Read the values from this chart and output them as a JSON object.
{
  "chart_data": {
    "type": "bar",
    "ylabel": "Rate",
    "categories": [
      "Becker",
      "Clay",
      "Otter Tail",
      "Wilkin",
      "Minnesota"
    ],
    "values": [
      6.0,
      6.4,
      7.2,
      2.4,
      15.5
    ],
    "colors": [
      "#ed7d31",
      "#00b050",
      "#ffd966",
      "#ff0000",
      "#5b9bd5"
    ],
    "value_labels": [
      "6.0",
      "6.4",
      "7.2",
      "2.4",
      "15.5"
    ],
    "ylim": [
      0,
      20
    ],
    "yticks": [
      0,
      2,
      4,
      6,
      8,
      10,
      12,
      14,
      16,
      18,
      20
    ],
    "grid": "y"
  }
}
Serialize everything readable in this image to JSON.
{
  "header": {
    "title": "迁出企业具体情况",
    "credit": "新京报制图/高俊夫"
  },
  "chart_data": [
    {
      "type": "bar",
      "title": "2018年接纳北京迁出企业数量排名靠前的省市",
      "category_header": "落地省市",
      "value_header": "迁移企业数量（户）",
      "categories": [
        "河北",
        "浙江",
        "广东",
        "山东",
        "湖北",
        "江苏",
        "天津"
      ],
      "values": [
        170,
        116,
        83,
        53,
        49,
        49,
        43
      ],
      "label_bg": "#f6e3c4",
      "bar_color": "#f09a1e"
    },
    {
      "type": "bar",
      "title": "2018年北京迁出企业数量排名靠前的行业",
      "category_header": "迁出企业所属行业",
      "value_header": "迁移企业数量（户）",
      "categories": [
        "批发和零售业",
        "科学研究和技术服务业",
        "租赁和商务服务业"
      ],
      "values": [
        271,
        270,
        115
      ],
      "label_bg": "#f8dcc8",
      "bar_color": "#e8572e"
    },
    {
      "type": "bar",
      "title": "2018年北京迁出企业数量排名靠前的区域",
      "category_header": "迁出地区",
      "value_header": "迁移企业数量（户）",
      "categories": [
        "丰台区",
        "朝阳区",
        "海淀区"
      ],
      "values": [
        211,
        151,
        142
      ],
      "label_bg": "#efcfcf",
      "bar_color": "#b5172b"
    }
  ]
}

- WHAT IS EXPECTED
Looking at the entries above, state how many lines contain "this"; give the number alone.

- TASK RESPONSE
2